>> Start
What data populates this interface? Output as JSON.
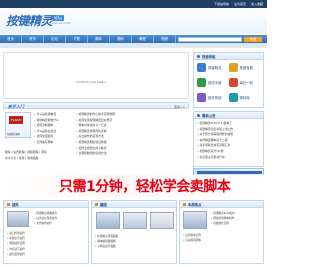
{
  "top": {
    "links": [
      "下载站导航",
      "设为首页",
      "加入收藏"
    ]
  },
  "header": {
    "logo": "按键精灵",
    "badge": "论坛",
    "subtitle": "ANJIAN.COM"
  },
  "nav": {
    "items": [
      "首页",
      "资讯",
      "论坛",
      "下载",
      "脚本",
      "源码",
      "教程",
      "视频",
      "用户中心",
      "充值"
    ]
  },
  "search": {
    "button": "搜索"
  },
  "main": {
    "plugins_text": "Couldn't load plugin."
  },
  "right": {
    "quick_title": "快速导航",
    "quick_items": [
      "按键精灵",
      "按键宝典",
      "操作手册",
      "每日一贴",
      "操作系统",
      "源码库"
    ],
    "notice_title": "最新公告",
    "notices": [
      "• 按键精灵8.20(8.1)发布了",
      "• 按键精灵论坛新版上线公告",
      "• 关于积分和等级调整的说明",
      "• 每周精选脚本第十二期",
      "• 新手帮助及常见问题汇总",
      "• 按键精灵官方QQ群",
      "• 论坛版主招募进行中"
    ]
  },
  "news": {
    "title": "新手入门",
    "more": "更多>>",
    "thumb_caption": "按键精灵教程",
    "thumb_flash": "FLASH",
    "list_a": [
      "• 什么是按键精灵",
      "• 按键精灵能做什么",
      "• 如何录制脚本",
      "• 什么是前台后台",
      "• 如何使用插件",
      "• 怎样编写脚本"
    ],
    "list_b": [
      "• 按键精灵制作小助手完整教程",
      "• 如何使用按键精灵自动登录",
      "• 脚本中常用命令一览表",
      "• 按键精灵找图找色详解",
      "• 后台操作的实现方法",
      "• 按键精灵网络验证教程",
      "• 如何生成独立的小精灵",
      "• 变量和数组的使用方法"
    ],
    "bottom": [
      "推荐 | 免费教程 | 视频教程 | 源码",
      "命令大全 | 插件 | 常用函数"
    ]
  },
  "ad": {
    "text_a": "只需",
    "text_b": "1分钟",
    "text_c": "，轻松学会",
    "text_d": "卖脚本"
  },
  "panels": [
    {
      "title": "插件",
      "items": [
        "• 按键精灵找图插件",
        "• 后台鼠标键盘插件",
        "• 文件操作插件",
        "• 窗口控制插件",
        "• 系统信息插件",
        "• 网络插件说明",
        "• 内存读写插件",
        "• 颜色处理插件"
      ]
    },
    {
      "title": "截图",
      "items": [
        "• 按键精灵界面截图",
        "• 脚本编辑器截图",
        "• 小精灵运行截图"
      ]
    },
    {
      "title": "本周热点",
      "items": [
        "• 按键精灵8.20发布",
        "• 网络游戏脚本制作",
        "• 找图找色实例",
        "• 后台脚本实例",
        "• 自动挂机脚本"
      ]
    }
  ]
}
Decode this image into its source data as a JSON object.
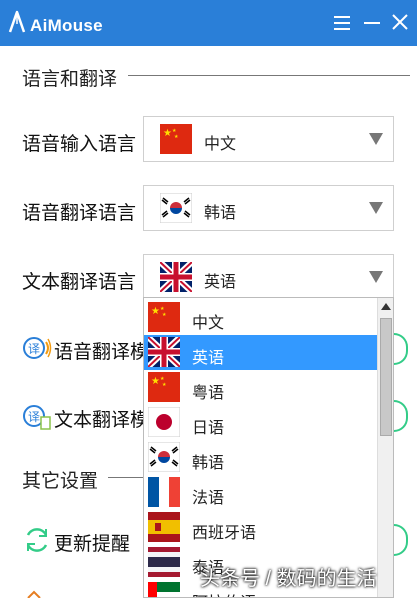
{
  "app": {
    "title": "AiMouse"
  },
  "colors": {
    "titlebar": "#2a7fd8",
    "selected": "#3399ff",
    "toggle": "#33cc88"
  },
  "titlebar": {
    "menu_icon": "hamburger-menu-icon",
    "minimize_icon": "minimize-icon",
    "close_icon": "close-icon"
  },
  "sections": {
    "language": {
      "title": "语言和翻译"
    },
    "other": {
      "title": "其它设置"
    }
  },
  "settings": {
    "voice_input": {
      "label": "语音输入语言",
      "value": "中文",
      "flag": "cn-flag-icon"
    },
    "voice_translate": {
      "label": "语音翻译语言",
      "value": "韩语",
      "flag": "kr-flag-icon"
    },
    "text_translate": {
      "label": "文本翻译语言",
      "value": "英语",
      "flag": "uk-flag-icon"
    },
    "voice_translate_mode": {
      "label": "语音翻译模式",
      "icon": "voice-translate-icon"
    },
    "text_translate_mode": {
      "label": "文本翻译模式",
      "icon": "text-translate-icon"
    },
    "update_reminder": {
      "label": "更新提醒",
      "icon": "refresh-icon"
    }
  },
  "dropdown": {
    "selected_index": 1,
    "items": [
      {
        "label": "中文",
        "flag": "cn-flag-icon"
      },
      {
        "label": "英语",
        "flag": "uk-flag-icon"
      },
      {
        "label": "粤语",
        "flag": "cn-flag-icon"
      },
      {
        "label": "日语",
        "flag": "jp-flag-icon"
      },
      {
        "label": "韩语",
        "flag": "kr-flag-icon"
      },
      {
        "label": "法语",
        "flag": "fr-flag-icon"
      },
      {
        "label": "西班牙语",
        "flag": "es-flag-icon"
      },
      {
        "label": "泰语",
        "flag": "th-flag-icon"
      },
      {
        "label": "阿拉伯语",
        "flag": "ae-flag-icon"
      }
    ]
  },
  "watermark": "头条号 / 数码的生活"
}
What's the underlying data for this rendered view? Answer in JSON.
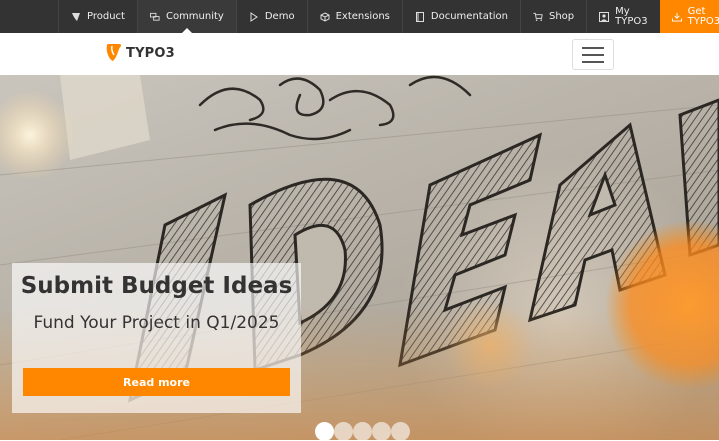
{
  "topnav": {
    "items": [
      {
        "label": "Product",
        "icon": "typo3-icon"
      },
      {
        "label": "Community",
        "icon": "community-icon"
      },
      {
        "label": "Demo",
        "icon": "play-icon"
      },
      {
        "label": "Extensions",
        "icon": "cube-icon"
      },
      {
        "label": "Documentation",
        "icon": "book-icon"
      },
      {
        "label": "Shop",
        "icon": "cart-icon"
      },
      {
        "label": "My TYPO3",
        "icon": "user-icon"
      }
    ],
    "cta": {
      "label": "Get TYPO3",
      "icon": "download-icon"
    },
    "accent": "#ff8700"
  },
  "header": {
    "logo_text": "TYPO3"
  },
  "hero": {
    "title": "Submit Budget Ideas",
    "subtitle": "Fund Your Project in Q1/2025",
    "button_label": "Read more",
    "slides_count": 5,
    "active_slide": 1
  }
}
>> End
* _INSTRUCTIONS TO FOLLOW_
Your task is to copy word for word the lines from the line containing "What's the underlying" to the end of the listing, both included, and to drop any pictures.

* _SOLUTION TO THIS EXERCISE_
What's the underlying data for this rendered view? Answer in JSON.
{
  "topnav": {
    "items": [
      {
        "label": "Product",
        "icon": "typo3-icon"
      },
      {
        "label": "Community",
        "icon": "community-icon"
      },
      {
        "label": "Demo",
        "icon": "play-icon"
      },
      {
        "label": "Extensions",
        "icon": "cube-icon"
      },
      {
        "label": "Documentation",
        "icon": "book-icon"
      },
      {
        "label": "Shop",
        "icon": "cart-icon"
      },
      {
        "label": "My TYPO3",
        "icon": "user-icon"
      }
    ],
    "cta": {
      "label": "Get TYPO3",
      "icon": "download-icon"
    },
    "accent": "#ff8700"
  },
  "header": {
    "logo_text": "TYPO3"
  },
  "hero": {
    "title": "Submit Budget Ideas",
    "subtitle": "Fund Your Project in Q1/2025",
    "button_label": "Read more",
    "slides_count": 5,
    "active_slide": 1
  }
}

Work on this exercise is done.